## Task details:
Scan the listing below. Report each line that includes "JSON".

## Raw data:
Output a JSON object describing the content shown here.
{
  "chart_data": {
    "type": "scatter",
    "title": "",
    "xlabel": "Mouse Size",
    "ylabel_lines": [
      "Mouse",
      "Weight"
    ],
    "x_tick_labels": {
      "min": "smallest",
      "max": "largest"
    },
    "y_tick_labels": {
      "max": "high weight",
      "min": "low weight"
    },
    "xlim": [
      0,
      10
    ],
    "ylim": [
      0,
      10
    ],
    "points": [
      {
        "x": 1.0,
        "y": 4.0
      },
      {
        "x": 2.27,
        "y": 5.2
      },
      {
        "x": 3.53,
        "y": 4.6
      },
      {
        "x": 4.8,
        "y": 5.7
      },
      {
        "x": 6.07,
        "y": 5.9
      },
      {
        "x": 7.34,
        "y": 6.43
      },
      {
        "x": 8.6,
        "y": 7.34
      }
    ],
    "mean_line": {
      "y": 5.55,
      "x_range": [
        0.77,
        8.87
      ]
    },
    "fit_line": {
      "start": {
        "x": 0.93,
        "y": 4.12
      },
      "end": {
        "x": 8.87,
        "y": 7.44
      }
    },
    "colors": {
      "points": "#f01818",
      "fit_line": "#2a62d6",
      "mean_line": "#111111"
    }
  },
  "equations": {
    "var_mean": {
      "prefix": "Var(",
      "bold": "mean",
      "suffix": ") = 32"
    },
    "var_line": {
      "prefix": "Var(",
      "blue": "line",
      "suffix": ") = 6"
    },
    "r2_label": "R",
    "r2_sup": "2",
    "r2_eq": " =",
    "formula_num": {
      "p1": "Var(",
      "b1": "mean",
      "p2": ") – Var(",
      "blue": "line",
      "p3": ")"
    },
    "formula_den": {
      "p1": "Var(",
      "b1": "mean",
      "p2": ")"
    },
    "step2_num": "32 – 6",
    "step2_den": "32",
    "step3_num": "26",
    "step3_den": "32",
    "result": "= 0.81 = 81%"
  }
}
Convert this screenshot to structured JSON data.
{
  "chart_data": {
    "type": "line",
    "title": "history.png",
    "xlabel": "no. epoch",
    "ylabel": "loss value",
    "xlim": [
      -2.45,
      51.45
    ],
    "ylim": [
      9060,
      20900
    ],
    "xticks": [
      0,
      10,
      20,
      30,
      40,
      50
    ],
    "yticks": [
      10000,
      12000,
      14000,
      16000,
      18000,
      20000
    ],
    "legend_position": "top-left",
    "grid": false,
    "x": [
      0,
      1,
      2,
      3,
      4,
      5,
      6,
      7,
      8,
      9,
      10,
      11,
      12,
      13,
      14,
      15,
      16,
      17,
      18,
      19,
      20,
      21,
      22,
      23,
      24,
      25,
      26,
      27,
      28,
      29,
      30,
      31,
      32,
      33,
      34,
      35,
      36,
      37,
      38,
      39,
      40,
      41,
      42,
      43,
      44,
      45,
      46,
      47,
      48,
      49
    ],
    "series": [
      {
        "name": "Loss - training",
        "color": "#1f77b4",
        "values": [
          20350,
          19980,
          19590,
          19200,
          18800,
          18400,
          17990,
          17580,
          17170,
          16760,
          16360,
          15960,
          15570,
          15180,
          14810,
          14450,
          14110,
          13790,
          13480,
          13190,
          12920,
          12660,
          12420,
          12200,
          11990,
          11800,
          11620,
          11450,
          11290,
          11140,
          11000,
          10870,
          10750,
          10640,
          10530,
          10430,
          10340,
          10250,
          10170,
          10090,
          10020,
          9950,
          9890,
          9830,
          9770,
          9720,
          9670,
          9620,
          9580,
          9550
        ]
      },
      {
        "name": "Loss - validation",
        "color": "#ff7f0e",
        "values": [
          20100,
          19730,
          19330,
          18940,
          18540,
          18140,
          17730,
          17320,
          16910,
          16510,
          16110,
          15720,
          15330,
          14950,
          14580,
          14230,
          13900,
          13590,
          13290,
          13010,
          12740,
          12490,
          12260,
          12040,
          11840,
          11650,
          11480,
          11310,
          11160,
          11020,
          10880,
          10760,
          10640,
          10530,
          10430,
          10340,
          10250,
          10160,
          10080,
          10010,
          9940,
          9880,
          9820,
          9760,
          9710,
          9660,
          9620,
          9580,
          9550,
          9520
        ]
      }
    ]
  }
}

## In response:
Output a JSON object describing the content shown here.
Convert this screenshot to structured JSON data.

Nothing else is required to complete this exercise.